▸ **What is needed**
Identify the lines bearing the string "text" and gather them.

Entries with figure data
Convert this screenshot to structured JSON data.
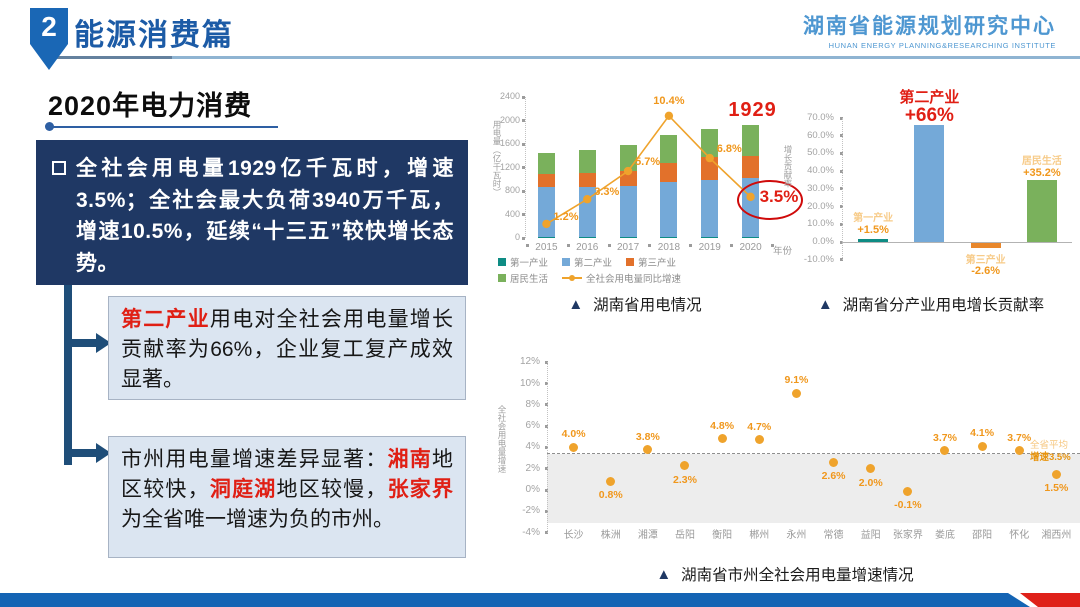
{
  "colors": {
    "accent_blue": "#1c5ba6",
    "navy_box": "#1f3864",
    "accent_red": "#e01f14",
    "orange": "#f0971c",
    "footer_blue": "#1464b4",
    "footer_red": "#df2119"
  },
  "header": {
    "badge": "2",
    "title": "能源消费篇",
    "org_cn": "湖南省能源规划研究中心",
    "org_en": "HUNAN ENERGY PLANNING&RESEARCHING INSTITUTE"
  },
  "section_title": "2020年电力消费",
  "summary_box": {
    "text": "全社会用电量1929亿千瓦时，增速3.5%；全社会最大负荷3940万千瓦，增速10.5%，延续“十三五”较快增长态势。"
  },
  "note1": {
    "segments": [
      {
        "text": "第二产业",
        "red": true
      },
      {
        "text": "用电对全社会用电量增长贡献率为66%，企业复工复产成效显著。",
        "red": false
      }
    ]
  },
  "note2": {
    "segments": [
      {
        "text": "市州用电量增速差异显著：",
        "red": false
      },
      {
        "text": "湘南",
        "red": true
      },
      {
        "text": "地区较快，",
        "red": false
      },
      {
        "text": "洞庭湖",
        "red": true
      },
      {
        "text": "地区较慢，",
        "red": false
      },
      {
        "text": "张家界",
        "red": true
      },
      {
        "text": "为全省唯一增速为负的市州。",
        "red": false
      }
    ]
  },
  "chart_data": [
    {
      "id": "hunan-electricity-usage",
      "type": "stacked-bar+line",
      "title": "湖南省用电情况",
      "ylabel": "用电量（亿千瓦时）",
      "x_suffix": "年份",
      "categories": [
        "2015",
        "2016",
        "2017",
        "2018",
        "2019",
        "2020"
      ],
      "y_ticks": [
        0,
        400,
        800,
        1200,
        1600,
        2000,
        2400
      ],
      "ylim": [
        0,
        2400
      ],
      "series": [
        {
          "name": "第一产业",
          "color": "#0e8c84",
          "values": [
            18,
            18,
            18,
            18,
            18,
            18
          ]
        },
        {
          "name": "第二产业",
          "color": "#74a9d8",
          "values": [
            852,
            852,
            862,
            940,
            972,
            1002
          ]
        },
        {
          "name": "第三产业",
          "color": "#e2712b",
          "values": [
            220,
            235,
            262,
            320,
            395,
            368
          ]
        },
        {
          "name": "居民生活",
          "color": "#7ab15c",
          "values": [
            360,
            395,
            438,
            482,
            475,
            541
          ]
        }
      ],
      "line": {
        "name": "全社会用电量同比增速",
        "color": "#efa32c",
        "values": [
          1.2,
          3.3,
          5.7,
          10.4,
          6.8,
          3.5
        ],
        "labels": [
          "1.2%",
          "3.3%",
          "5.7%",
          "10.4%",
          "6.8%",
          "3.5%"
        ]
      },
      "annotations": {
        "total_2020": "1929",
        "highlight_value": "3.5%"
      }
    },
    {
      "id": "industry-contribution",
      "type": "bar",
      "title": "湖南省分产业用电增长贡献率",
      "ylabel": "增长贡献率",
      "categories": [
        "第一产业",
        "第二产业",
        "第三产业",
        "居民生活"
      ],
      "values": [
        1.5,
        66,
        -2.6,
        35.2
      ],
      "value_labels": [
        "+1.5%",
        "+66%",
        "-2.6%",
        "+35.2%"
      ],
      "colors": [
        "#0e8c84",
        "#74a9d8",
        "#e8872c",
        "#7ab15c"
      ],
      "y_ticks": [
        70,
        60,
        50,
        40,
        30,
        20,
        10,
        0,
        -10
      ],
      "ylim": [
        -10,
        70
      ],
      "highlight": "第二产业 +66%"
    },
    {
      "id": "city-growth",
      "type": "scatter",
      "title": "湖南省市州全社会用电量增速情况",
      "ylabel": "全社会用电量增速",
      "categories": [
        "长沙",
        "株洲",
        "湘潭",
        "岳阳",
        "衡阳",
        "郴州",
        "永州",
        "常德",
        "益阳",
        "张家界",
        "娄底",
        "邵阳",
        "怀化",
        "湘西州"
      ],
      "values": [
        4.0,
        0.8,
        3.8,
        2.3,
        4.8,
        4.7,
        9.1,
        2.6,
        2.0,
        -0.1,
        3.7,
        4.1,
        3.7,
        1.5
      ],
      "value_labels": [
        "4.0%",
        "0.8%",
        "3.8%",
        "2.3%",
        "4.8%",
        "4.7%",
        "9.1%",
        "2.6%",
        "2.0%",
        "-0.1%",
        "3.7%",
        "4.1%",
        "3.7%",
        "1.5%"
      ],
      "label_pos": [
        "above",
        "below",
        "above",
        "below",
        "above",
        "above",
        "above",
        "below",
        "below",
        "below",
        "above",
        "above",
        "above",
        "below"
      ],
      "y_ticks": [
        12,
        10,
        8,
        6,
        4,
        2,
        0,
        -2,
        -4
      ],
      "ylim": [
        -4,
        12
      ],
      "dot_color": "#efa32c",
      "avg_line": {
        "value": 3.5,
        "label_line1": "全省平均",
        "label_line2": "增速3.5%"
      },
      "band": {
        "top": 3.4,
        "bottom": -3.1
      }
    }
  ]
}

▸ **Solved exercise**
    "text": "全社会用电量1929亿千瓦时，增速3.5%；全社会最大负荷3940万千瓦，增速10.5%，延续“十三五”较快增长态势。"
        "text": "第二产业",
        "text": "用电对全社会用电量增长贡献率为66%，企业复工复产成效显著。",
        "text": "市州用电量增速差异显著：",
        "text": "湘南",
        "text": "地区较快，",
        "text": "洞庭湖",
        "text": "地区较慢，",
        "text": "张家界",
        "text": "为全省唯一增速为负的市州。",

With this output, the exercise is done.